--- PROBLEM TO WORK ON ---
Filter the data below for the string "structure" and copy each matching line.

--- DATA EXTRACT ---
>> BEGIN
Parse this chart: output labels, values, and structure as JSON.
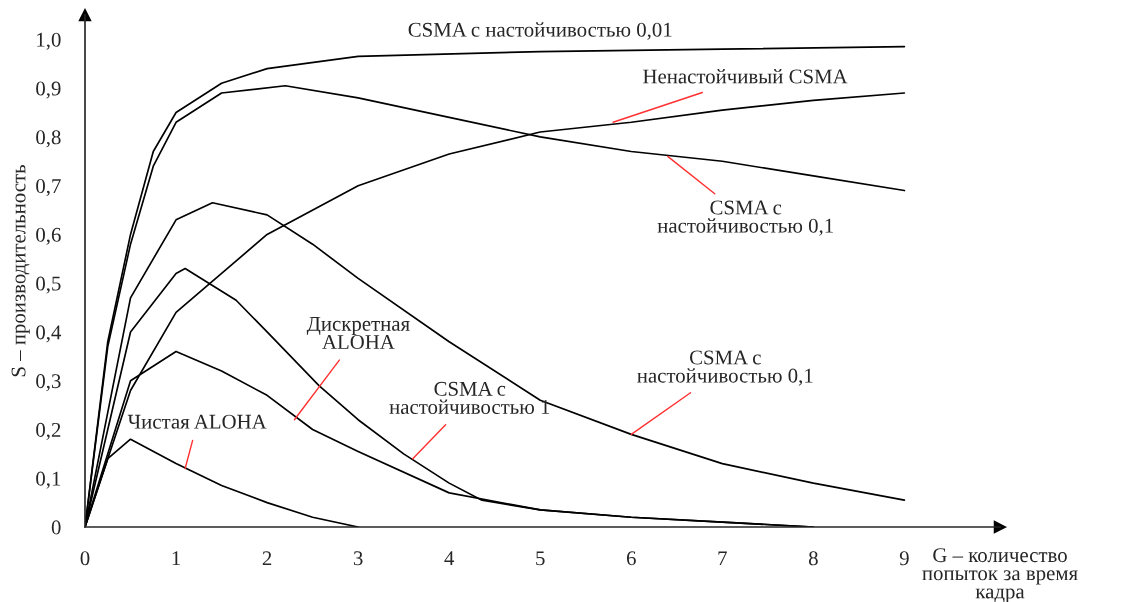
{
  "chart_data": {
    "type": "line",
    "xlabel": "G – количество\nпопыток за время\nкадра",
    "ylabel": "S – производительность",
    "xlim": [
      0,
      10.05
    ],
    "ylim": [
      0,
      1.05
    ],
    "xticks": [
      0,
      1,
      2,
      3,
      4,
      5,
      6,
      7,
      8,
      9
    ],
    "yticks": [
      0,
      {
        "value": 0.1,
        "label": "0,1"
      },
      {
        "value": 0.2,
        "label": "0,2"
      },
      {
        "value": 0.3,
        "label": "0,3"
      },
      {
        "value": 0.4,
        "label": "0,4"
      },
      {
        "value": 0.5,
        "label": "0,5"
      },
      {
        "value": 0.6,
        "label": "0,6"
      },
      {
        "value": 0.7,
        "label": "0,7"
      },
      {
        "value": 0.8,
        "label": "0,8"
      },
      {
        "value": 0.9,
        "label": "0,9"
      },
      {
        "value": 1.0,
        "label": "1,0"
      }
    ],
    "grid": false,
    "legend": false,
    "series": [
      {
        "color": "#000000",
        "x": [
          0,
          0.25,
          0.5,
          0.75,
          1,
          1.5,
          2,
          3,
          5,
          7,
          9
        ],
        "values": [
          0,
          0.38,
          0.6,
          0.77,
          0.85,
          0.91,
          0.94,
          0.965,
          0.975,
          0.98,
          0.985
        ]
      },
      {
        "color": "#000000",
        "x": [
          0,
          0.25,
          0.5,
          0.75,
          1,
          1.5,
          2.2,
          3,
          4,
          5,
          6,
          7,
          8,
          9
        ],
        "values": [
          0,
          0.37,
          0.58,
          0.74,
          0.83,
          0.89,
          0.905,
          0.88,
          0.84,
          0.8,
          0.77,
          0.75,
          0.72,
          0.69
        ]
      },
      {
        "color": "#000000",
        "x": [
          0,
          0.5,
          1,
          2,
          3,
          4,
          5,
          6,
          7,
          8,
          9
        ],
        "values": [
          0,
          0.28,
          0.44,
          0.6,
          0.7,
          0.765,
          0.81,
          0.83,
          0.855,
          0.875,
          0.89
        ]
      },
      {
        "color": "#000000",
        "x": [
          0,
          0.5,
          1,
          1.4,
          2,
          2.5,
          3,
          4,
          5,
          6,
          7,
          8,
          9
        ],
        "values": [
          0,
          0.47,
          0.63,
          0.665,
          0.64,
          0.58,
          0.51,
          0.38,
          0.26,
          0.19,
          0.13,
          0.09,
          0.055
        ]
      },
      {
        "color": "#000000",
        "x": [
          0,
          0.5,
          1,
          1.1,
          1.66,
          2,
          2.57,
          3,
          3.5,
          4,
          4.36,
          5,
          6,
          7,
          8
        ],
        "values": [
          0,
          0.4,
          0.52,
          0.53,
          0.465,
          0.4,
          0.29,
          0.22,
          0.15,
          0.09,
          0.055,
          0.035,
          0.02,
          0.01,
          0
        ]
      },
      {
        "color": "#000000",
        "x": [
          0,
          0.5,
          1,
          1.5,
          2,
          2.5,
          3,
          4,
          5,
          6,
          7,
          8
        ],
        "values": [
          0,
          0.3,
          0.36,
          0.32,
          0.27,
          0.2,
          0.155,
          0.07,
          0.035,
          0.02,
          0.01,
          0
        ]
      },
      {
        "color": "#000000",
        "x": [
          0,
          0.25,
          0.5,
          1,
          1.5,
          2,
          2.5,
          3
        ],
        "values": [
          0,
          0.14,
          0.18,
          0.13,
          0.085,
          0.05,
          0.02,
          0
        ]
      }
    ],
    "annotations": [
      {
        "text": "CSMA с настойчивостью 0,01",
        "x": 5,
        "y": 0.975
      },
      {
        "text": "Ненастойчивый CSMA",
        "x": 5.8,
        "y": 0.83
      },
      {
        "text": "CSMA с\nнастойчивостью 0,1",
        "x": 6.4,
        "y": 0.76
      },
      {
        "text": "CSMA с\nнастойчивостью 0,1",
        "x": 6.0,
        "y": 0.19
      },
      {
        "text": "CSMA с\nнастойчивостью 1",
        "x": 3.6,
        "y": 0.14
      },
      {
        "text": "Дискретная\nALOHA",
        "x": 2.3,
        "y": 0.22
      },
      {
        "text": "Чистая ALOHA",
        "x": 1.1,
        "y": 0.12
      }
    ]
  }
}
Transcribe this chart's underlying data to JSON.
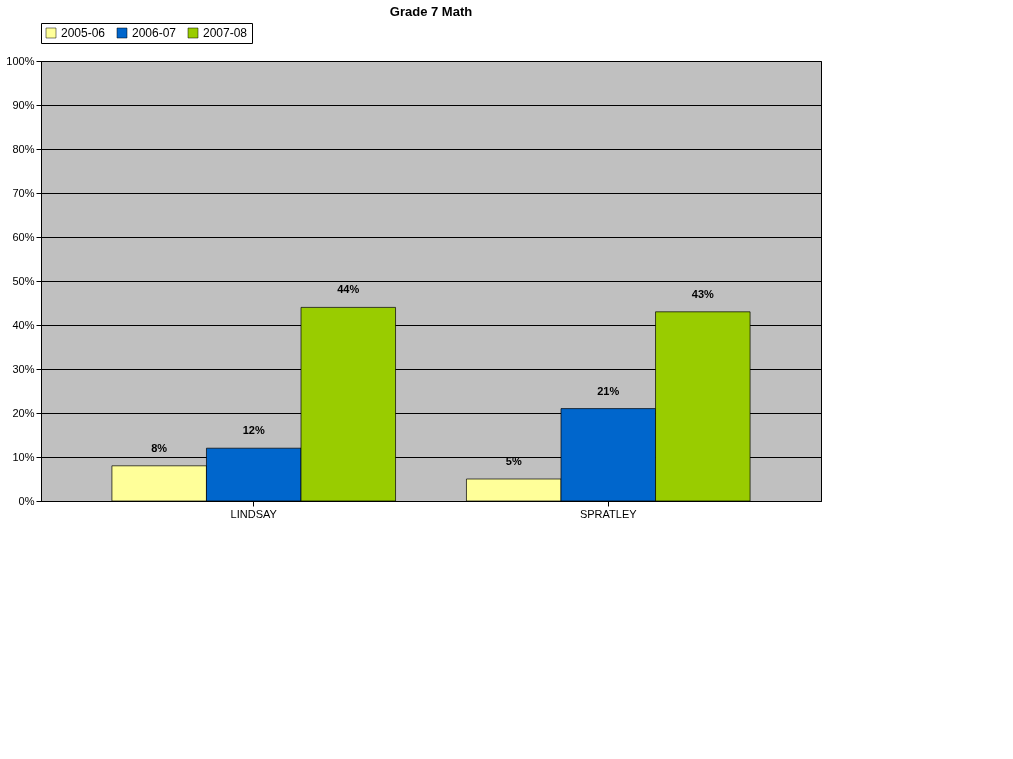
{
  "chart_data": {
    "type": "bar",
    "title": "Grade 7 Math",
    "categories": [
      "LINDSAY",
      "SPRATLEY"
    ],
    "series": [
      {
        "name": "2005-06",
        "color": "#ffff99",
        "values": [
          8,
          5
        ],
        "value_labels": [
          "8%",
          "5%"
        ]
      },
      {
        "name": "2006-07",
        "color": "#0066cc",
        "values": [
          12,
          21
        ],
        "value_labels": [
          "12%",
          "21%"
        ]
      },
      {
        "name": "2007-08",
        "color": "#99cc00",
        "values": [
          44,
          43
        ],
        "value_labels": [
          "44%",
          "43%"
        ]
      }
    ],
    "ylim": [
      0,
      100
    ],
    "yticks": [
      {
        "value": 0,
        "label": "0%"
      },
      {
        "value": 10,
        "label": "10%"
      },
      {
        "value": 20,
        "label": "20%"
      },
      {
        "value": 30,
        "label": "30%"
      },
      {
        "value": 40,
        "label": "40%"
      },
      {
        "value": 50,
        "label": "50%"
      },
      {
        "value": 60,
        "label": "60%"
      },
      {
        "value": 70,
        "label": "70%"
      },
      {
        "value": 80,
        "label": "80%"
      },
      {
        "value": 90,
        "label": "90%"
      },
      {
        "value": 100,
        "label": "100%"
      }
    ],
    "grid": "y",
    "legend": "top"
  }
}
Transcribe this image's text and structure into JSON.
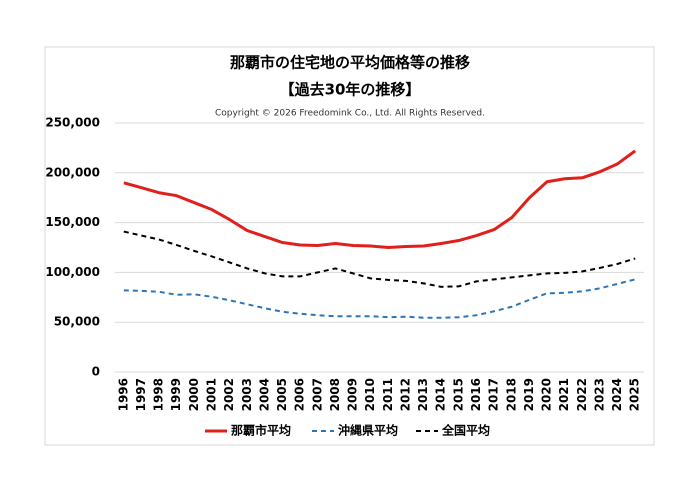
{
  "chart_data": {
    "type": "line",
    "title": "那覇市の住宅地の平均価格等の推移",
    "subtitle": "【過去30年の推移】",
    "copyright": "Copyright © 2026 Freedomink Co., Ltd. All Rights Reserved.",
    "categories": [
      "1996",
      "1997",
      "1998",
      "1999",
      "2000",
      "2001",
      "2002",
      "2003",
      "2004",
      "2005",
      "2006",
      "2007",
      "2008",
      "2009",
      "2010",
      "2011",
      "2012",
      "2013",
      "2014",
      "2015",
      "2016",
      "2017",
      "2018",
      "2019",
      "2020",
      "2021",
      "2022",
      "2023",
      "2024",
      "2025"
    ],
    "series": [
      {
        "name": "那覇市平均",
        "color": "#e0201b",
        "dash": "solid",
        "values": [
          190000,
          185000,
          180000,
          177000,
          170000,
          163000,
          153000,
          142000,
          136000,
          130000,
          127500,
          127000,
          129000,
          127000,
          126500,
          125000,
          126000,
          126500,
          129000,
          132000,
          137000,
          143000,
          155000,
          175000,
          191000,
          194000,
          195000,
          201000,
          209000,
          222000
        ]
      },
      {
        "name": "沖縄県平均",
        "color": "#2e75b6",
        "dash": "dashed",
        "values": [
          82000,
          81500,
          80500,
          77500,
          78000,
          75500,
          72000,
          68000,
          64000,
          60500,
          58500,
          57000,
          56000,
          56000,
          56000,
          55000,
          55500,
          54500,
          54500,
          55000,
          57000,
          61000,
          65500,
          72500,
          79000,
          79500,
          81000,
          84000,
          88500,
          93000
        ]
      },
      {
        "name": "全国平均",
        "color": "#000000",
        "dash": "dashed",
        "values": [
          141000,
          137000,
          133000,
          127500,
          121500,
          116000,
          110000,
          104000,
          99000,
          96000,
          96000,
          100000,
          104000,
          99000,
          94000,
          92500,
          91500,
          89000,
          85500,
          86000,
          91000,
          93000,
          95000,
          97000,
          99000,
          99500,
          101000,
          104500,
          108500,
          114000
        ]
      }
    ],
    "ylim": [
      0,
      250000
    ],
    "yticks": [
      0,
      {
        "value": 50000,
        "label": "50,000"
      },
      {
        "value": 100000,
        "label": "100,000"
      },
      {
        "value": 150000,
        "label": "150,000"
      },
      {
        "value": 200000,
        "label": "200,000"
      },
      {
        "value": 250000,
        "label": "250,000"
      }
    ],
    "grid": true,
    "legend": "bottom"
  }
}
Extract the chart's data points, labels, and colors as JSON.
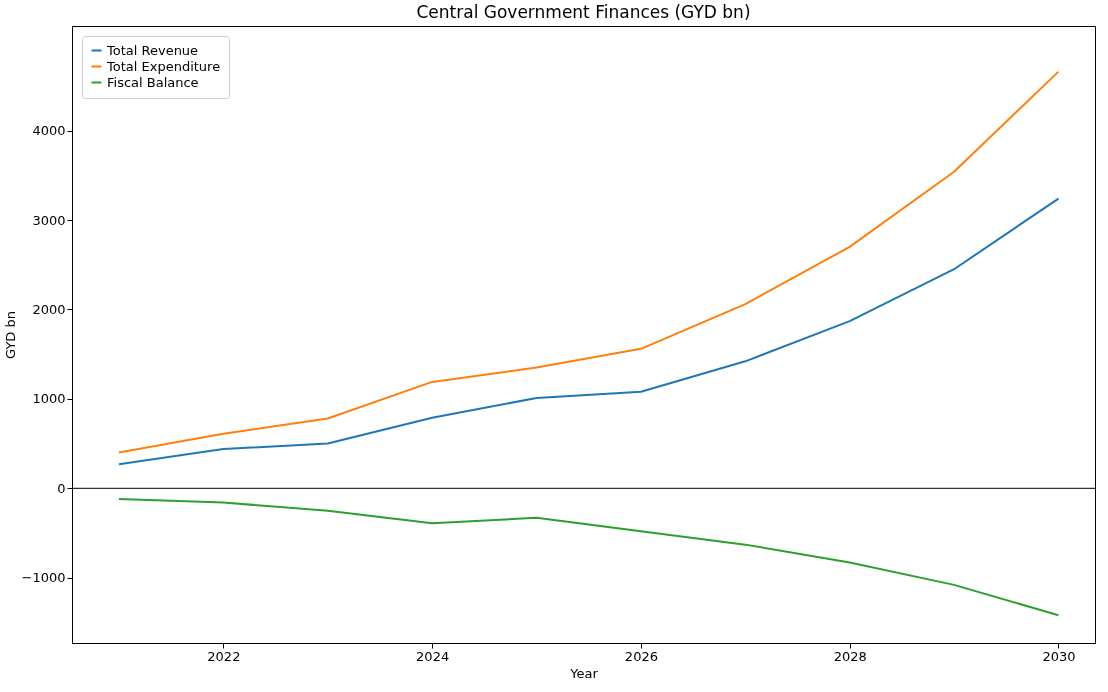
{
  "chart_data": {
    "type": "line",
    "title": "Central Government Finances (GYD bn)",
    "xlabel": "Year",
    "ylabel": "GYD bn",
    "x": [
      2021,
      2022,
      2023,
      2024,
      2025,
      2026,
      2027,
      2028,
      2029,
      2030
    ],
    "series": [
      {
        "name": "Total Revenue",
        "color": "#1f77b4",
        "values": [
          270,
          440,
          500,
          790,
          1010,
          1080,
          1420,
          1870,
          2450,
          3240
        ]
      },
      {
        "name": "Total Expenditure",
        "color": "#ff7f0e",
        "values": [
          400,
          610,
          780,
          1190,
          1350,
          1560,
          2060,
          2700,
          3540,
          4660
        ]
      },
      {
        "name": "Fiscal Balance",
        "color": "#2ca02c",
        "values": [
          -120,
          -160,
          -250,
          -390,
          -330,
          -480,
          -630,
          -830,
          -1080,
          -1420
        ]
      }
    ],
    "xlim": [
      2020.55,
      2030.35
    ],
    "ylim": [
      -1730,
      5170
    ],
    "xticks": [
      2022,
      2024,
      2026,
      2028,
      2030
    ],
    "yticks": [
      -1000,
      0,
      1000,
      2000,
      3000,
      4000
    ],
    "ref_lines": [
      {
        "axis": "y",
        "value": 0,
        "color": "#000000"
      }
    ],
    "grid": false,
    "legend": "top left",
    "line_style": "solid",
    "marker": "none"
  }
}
>> END
--- SOLUTION TO THIS PROBLEM ---
Parse this chart: output labels, values, and structure as JSON.
Transcribe this image's text and structure into JSON.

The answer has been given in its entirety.